Directions for this task - Copy the following lines word for word, leaving out the pictures.

Dataset extract -
--------
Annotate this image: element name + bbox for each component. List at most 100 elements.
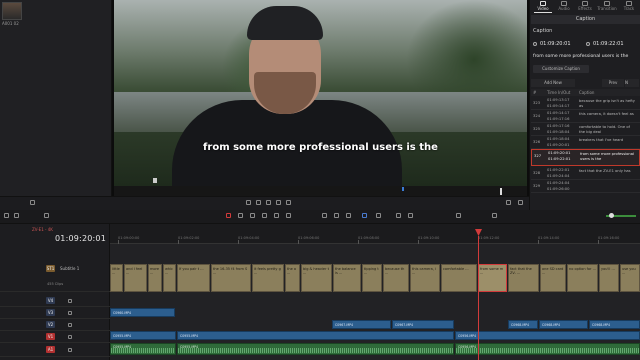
zoom-in-icon[interactable] xyxy=(492,213,497,218)
stop-icon[interactable] xyxy=(246,200,251,205)
snapping-icon[interactable] xyxy=(322,213,327,218)
subtitle-clip[interactable]: big & heavier t ... xyxy=(301,264,332,292)
scrub-marker[interactable] xyxy=(402,187,404,191)
add-new-button[interactable]: Add New xyxy=(531,79,575,87)
customize-caption-button[interactable]: Customize Caption xyxy=(533,65,589,73)
video-clip[interactable]: C0960.MP4 xyxy=(110,308,175,317)
track-header-a1[interactable]: A1 xyxy=(0,343,110,357)
fullscreen-icon[interactable] xyxy=(506,200,511,205)
insert-icon[interactable] xyxy=(262,213,267,218)
clip-thumbnail[interactable] xyxy=(2,2,22,20)
video-clip[interactable]: C0955.MP4 xyxy=(177,331,454,340)
track-header-v4[interactable]: V4 xyxy=(0,295,110,307)
subtitle-clip[interactable]: the 16-35 f4 from S ... xyxy=(211,264,251,292)
video-frame[interactable]: from some more professional users is the xyxy=(114,0,527,186)
subtitle-clip[interactable]: whic ... xyxy=(163,264,176,292)
volume-knob[interactable] xyxy=(609,213,614,218)
next-frame-icon[interactable] xyxy=(276,200,281,205)
safe-area-icon[interactable] xyxy=(153,178,157,183)
subtitle-clip[interactable]: the balance is ... xyxy=(333,264,361,292)
link-icon[interactable] xyxy=(334,213,339,218)
video-clip[interactable]: C0968.MP4 xyxy=(589,320,640,329)
subtitle-clip[interactable]: little ... xyxy=(110,264,123,292)
loop-icon[interactable] xyxy=(286,200,291,205)
subtitle-clip[interactable]: more ... xyxy=(148,264,162,292)
tab-video[interactable]: Video xyxy=(534,0,552,12)
audio-clip[interactable]: C0955.MP4 xyxy=(110,343,176,355)
caption-row[interactable]: 323 01:09:13:17 01:09:14:17 because the gri… xyxy=(531,97,640,110)
play-icon[interactable] xyxy=(266,200,271,205)
subtitle-clip[interactable]: because th ... xyxy=(383,264,409,292)
video-clip[interactable]: C0968.MP4 xyxy=(508,320,538,329)
blade-tool-icon[interactable] xyxy=(250,213,255,218)
selection-tool-icon[interactable] xyxy=(226,213,231,218)
list-icon[interactable] xyxy=(14,213,19,218)
audio-clip[interactable]: C0955.MP4 xyxy=(177,343,454,355)
video-clip[interactable]: C0956.MP4 xyxy=(455,331,640,340)
zoom-out-icon[interactable] xyxy=(456,213,461,218)
zoom-detail-icon[interactable] xyxy=(408,213,413,218)
playhead-line[interactable] xyxy=(478,236,479,360)
position-lock-icon[interactable] xyxy=(346,213,351,218)
subtitle-clip[interactable]: and I feel ... xyxy=(124,264,147,292)
subtitle-clip[interactable]: this camera, i ... xyxy=(410,264,440,292)
subtitle-clip[interactable]: you'll ... xyxy=(599,264,619,292)
caption-section-header[interactable]: Caption xyxy=(531,15,640,24)
caption-row[interactable]: 325 01:09:17:16 01:09:18:04 comfortable to … xyxy=(531,123,640,136)
overwrite-icon[interactable] xyxy=(274,213,279,218)
playhead-marker[interactable] xyxy=(500,188,502,195)
timeline-ruler[interactable] xyxy=(110,224,640,244)
caption-row[interactable]: 329 01:09:24:04 01:09:26:00 xyxy=(531,180,640,193)
prev-frame-icon[interactable] xyxy=(256,200,261,205)
timeline-timecode[interactable]: 01:09:20:01 xyxy=(55,234,106,243)
lock-icon[interactable] xyxy=(68,323,72,327)
caption-row[interactable]: 326 01:09:18:04 01:09:20:01 breakers that I… xyxy=(531,136,640,149)
track-header-v1[interactable]: V1 xyxy=(0,331,110,343)
subtitle-clip[interactable]: tipping t ... xyxy=(362,264,382,292)
subtitle-clip[interactable]: fact that the ZV- ... xyxy=(508,264,539,292)
marker-icon[interactable] xyxy=(376,213,381,218)
video-clip[interactable]: C0967.MP4 xyxy=(332,320,391,329)
viewer-scrub-bar[interactable] xyxy=(114,186,527,196)
caption-text-input[interactable]: from some more professional users is the xyxy=(533,52,637,61)
gear-icon[interactable] xyxy=(30,200,35,205)
timeline-view-icon[interactable] xyxy=(44,213,49,218)
track-header-v3[interactable]: V3 xyxy=(0,307,110,319)
lock-icon[interactable] xyxy=(68,311,72,315)
prev-button[interactable]: Prev xyxy=(602,79,624,87)
video-clip[interactable]: C0968.MP4 xyxy=(539,320,588,329)
start-timecode-field[interactable]: 01:09:20:01 xyxy=(533,40,571,48)
audio-clip[interactable]: C0956.MP4 xyxy=(455,343,640,355)
end-timecode-field[interactable]: 01:09:22:01 xyxy=(586,40,624,48)
subtitle-clip[interactable]: If you pair t ... xyxy=(177,264,210,292)
tab-track[interactable]: Track xyxy=(620,0,638,12)
video-clip[interactable]: C0967.MP4 xyxy=(392,320,454,329)
subtitle-clip[interactable]: the a ... xyxy=(285,264,300,292)
trim-tool-icon[interactable] xyxy=(238,213,243,218)
flag-icon[interactable] xyxy=(362,213,367,218)
track-header-v2[interactable]: V2 xyxy=(0,319,110,331)
replace-icon[interactable] xyxy=(286,213,291,218)
subtitle-clip[interactable]: comfortable ... xyxy=(441,264,477,292)
zoom-full-icon[interactable] xyxy=(396,213,401,218)
track-header-st1[interactable]: ST1 Subtitle 1 455 Clips xyxy=(0,262,110,292)
subtitle-clip[interactable]: one SD card ... xyxy=(540,264,566,292)
caption-row[interactable]: 328 01:09:22:01 01:09:24:04 fact that the Z… xyxy=(531,167,640,180)
lock-icon[interactable] xyxy=(68,348,72,352)
next-button[interactable]: N xyxy=(625,79,639,87)
tab-transition[interactable]: Transition xyxy=(596,0,618,12)
subtitle-clip-selected[interactable]: from some m ... xyxy=(478,264,507,292)
tab-audio[interactable]: Audio xyxy=(555,0,573,12)
timeline-name[interactable]: ZV-E1 - 4K xyxy=(32,227,53,232)
layout-icon[interactable] xyxy=(4,213,9,218)
subtitle-clip[interactable]: use you ... xyxy=(620,264,640,292)
video-clip[interactable]: C0955.MP4 xyxy=(110,331,176,340)
lock-icon[interactable] xyxy=(68,335,72,339)
lock-icon[interactable] xyxy=(68,299,72,303)
speaker-icon[interactable] xyxy=(518,200,523,205)
subtitle-clip[interactable]: no option for ... xyxy=(567,264,598,292)
caption-row-selected[interactable]: 327 01:09:20:01 01:09:22:01 from some more … xyxy=(531,149,640,166)
caption-row[interactable]: 324 01:09:14:17 01:09:17:16 this camera, it… xyxy=(531,110,640,123)
tab-effects[interactable]: Effects xyxy=(576,0,594,12)
subtitle-clip[interactable]: it feels pretty g ... xyxy=(252,264,284,292)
--------
Full solution -
Annotate this image: element name + bbox for each component. List at most 100 elements.
zoom-in-icon[interactable] xyxy=(492,213,497,218)
stop-icon[interactable] xyxy=(246,200,251,205)
snapping-icon[interactable] xyxy=(322,213,327,218)
subtitle-clip[interactable]: big & heavier t ... xyxy=(301,264,332,292)
scrub-marker[interactable] xyxy=(402,187,404,191)
add-new-button[interactable]: Add New xyxy=(531,79,575,87)
customize-caption-button[interactable]: Customize Caption xyxy=(533,65,589,73)
video-clip[interactable]: C0960.MP4 xyxy=(110,308,175,317)
track-header-a1[interactable]: A1 xyxy=(0,343,110,357)
fullscreen-icon[interactable] xyxy=(506,200,511,205)
insert-icon[interactable] xyxy=(262,213,267,218)
clip-thumbnail[interactable] xyxy=(2,2,22,20)
video-clip[interactable]: C0955.MP4 xyxy=(177,331,454,340)
track-header-v4[interactable]: V4 xyxy=(0,295,110,307)
subtitle-clip[interactable]: the 16-35 f4 from S ... xyxy=(211,264,251,292)
video-frame[interactable]: from some more professional users is the xyxy=(114,0,527,186)
subtitle-clip[interactable]: whic ... xyxy=(163,264,176,292)
volume-knob[interactable] xyxy=(609,213,614,218)
next-frame-icon[interactable] xyxy=(276,200,281,205)
safe-area-icon[interactable] xyxy=(153,178,157,183)
subtitle-clip[interactable]: the balance is ... xyxy=(333,264,361,292)
link-icon[interactable] xyxy=(334,213,339,218)
video-clip[interactable]: C0968.MP4 xyxy=(589,320,640,329)
subtitle-clip[interactable]: little ... xyxy=(110,264,123,292)
loop-icon[interactable] xyxy=(286,200,291,205)
subtitle-clip[interactable]: more ... xyxy=(148,264,162,292)
tab-video[interactable]: Video xyxy=(534,0,552,12)
audio-clip[interactable]: C0955.MP4 xyxy=(110,343,176,355)
caption-row[interactable]: 323 01:09:13:17 01:09:14:17 because the gri… xyxy=(531,97,640,110)
play-icon[interactable] xyxy=(266,200,271,205)
subtitle-clip[interactable]: because th ... xyxy=(383,264,409,292)
video-clip[interactable]: C0968.MP4 xyxy=(508,320,538,329)
blade-tool-icon[interactable] xyxy=(250,213,255,218)
selection-tool-icon[interactable] xyxy=(226,213,231,218)
list-icon[interactable] xyxy=(14,213,19,218)
audio-clip[interactable]: C0955.MP4 xyxy=(177,343,454,355)
video-clip[interactable]: C0956.MP4 xyxy=(455,331,640,340)
zoom-out-icon[interactable] xyxy=(456,213,461,218)
zoom-detail-icon[interactable] xyxy=(408,213,413,218)
playhead-line[interactable] xyxy=(478,236,479,360)
position-lock-icon[interactable] xyxy=(346,213,351,218)
subtitle-clip[interactable]: and I feel ... xyxy=(124,264,147,292)
subtitle-clip[interactable]: this camera, i ... xyxy=(410,264,440,292)
subtitle-clip[interactable]: you'll ... xyxy=(599,264,619,292)
caption-section-header[interactable]: Caption xyxy=(531,15,640,24)
caption-row[interactable]: 325 01:09:17:16 01:09:18:04 comfortable to … xyxy=(531,123,640,136)
overwrite-icon[interactable] xyxy=(274,213,279,218)
playhead-marker[interactable] xyxy=(500,188,502,195)
timeline-ruler[interactable] xyxy=(110,224,640,244)
caption-row[interactable]: 329 01:09:24:04 01:09:26:00 xyxy=(531,180,640,193)
prev-frame-icon[interactable] xyxy=(256,200,261,205)
timeline-timecode[interactable]: 01:09:20:01 xyxy=(55,234,106,243)
lock-icon[interactable] xyxy=(68,323,72,327)
caption-row[interactable]: 326 01:09:18:04 01:09:20:01 breakers that I… xyxy=(531,136,640,149)
track-header-v1[interactable]: V1 xyxy=(0,331,110,343)
subtitle-clip[interactable]: tipping t ... xyxy=(362,264,382,292)
subtitle-clip[interactable]: fact that the ZV- ... xyxy=(508,264,539,292)
marker-icon[interactable] xyxy=(376,213,381,218)
video-clip[interactable]: C0967.MP4 xyxy=(332,320,391,329)
viewer-scrub-bar[interactable] xyxy=(114,186,527,196)
caption-text-input[interactable]: from some more professional users is the xyxy=(533,52,637,61)
gear-icon[interactable] xyxy=(30,200,35,205)
timeline-view-icon[interactable] xyxy=(44,213,49,218)
track-header-v3[interactable]: V3 xyxy=(0,307,110,319)
lock-icon[interactable] xyxy=(68,311,72,315)
prev-button[interactable]: Prev xyxy=(602,79,624,87)
video-clip[interactable]: C0968.MP4 xyxy=(539,320,588,329)
start-timecode-field[interactable]: 01:09:20:01 xyxy=(533,40,571,48)
audio-clip[interactable]: C0956.MP4 xyxy=(455,343,640,355)
end-timecode-field[interactable]: 01:09:22:01 xyxy=(586,40,624,48)
subtitle-clip[interactable]: If you pair t ... xyxy=(177,264,210,292)
tab-track[interactable]: Track xyxy=(620,0,638,12)
video-clip[interactable]: C0967.MP4 xyxy=(392,320,454,329)
subtitle-clip[interactable]: the a ... xyxy=(285,264,300,292)
trim-tool-icon[interactable] xyxy=(238,213,243,218)
flag-icon[interactable] xyxy=(362,213,367,218)
track-header-v2[interactable]: V2 xyxy=(0,319,110,331)
replace-icon[interactable] xyxy=(286,213,291,218)
subtitle-clip[interactable]: comfortable ... xyxy=(441,264,477,292)
zoom-full-icon[interactable] xyxy=(396,213,401,218)
track-header-st1[interactable]: ST1 Subtitle 1 455 Clips xyxy=(0,262,110,292)
subtitle-clip[interactable]: one SD card ... xyxy=(540,264,566,292)
caption-row[interactable]: 328 01:09:22:01 01:09:24:04 fact that the Z… xyxy=(531,167,640,180)
lock-icon[interactable] xyxy=(68,348,72,352)
next-button[interactable]: N xyxy=(625,79,639,87)
tab-transition[interactable]: Transition xyxy=(596,0,618,12)
subtitle-clip-selected[interactable]: from some m ... xyxy=(478,264,507,292)
tab-audio[interactable]: Audio xyxy=(555,0,573,12)
timeline-name[interactable]: ZV-E1 - 4K xyxy=(32,227,53,232)
layout-icon[interactable] xyxy=(4,213,9,218)
subtitle-clip[interactable]: use you ... xyxy=(620,264,640,292)
video-clip[interactable]: C0955.MP4 xyxy=(110,331,176,340)
lock-icon[interactable] xyxy=(68,335,72,339)
lock-icon[interactable] xyxy=(68,299,72,303)
speaker-icon[interactable] xyxy=(518,200,523,205)
subtitle-clip[interactable]: no option for ... xyxy=(567,264,598,292)
caption-row-selected[interactable]: 327 01:09:20:01 01:09:22:01 from some more … xyxy=(531,149,640,166)
caption-row[interactable]: 324 01:09:14:17 01:09:17:16 this camera, it… xyxy=(531,110,640,123)
tab-effects[interactable]: Effects xyxy=(576,0,594,12)
subtitle-clip[interactable]: it feels pretty g ... xyxy=(252,264,284,292)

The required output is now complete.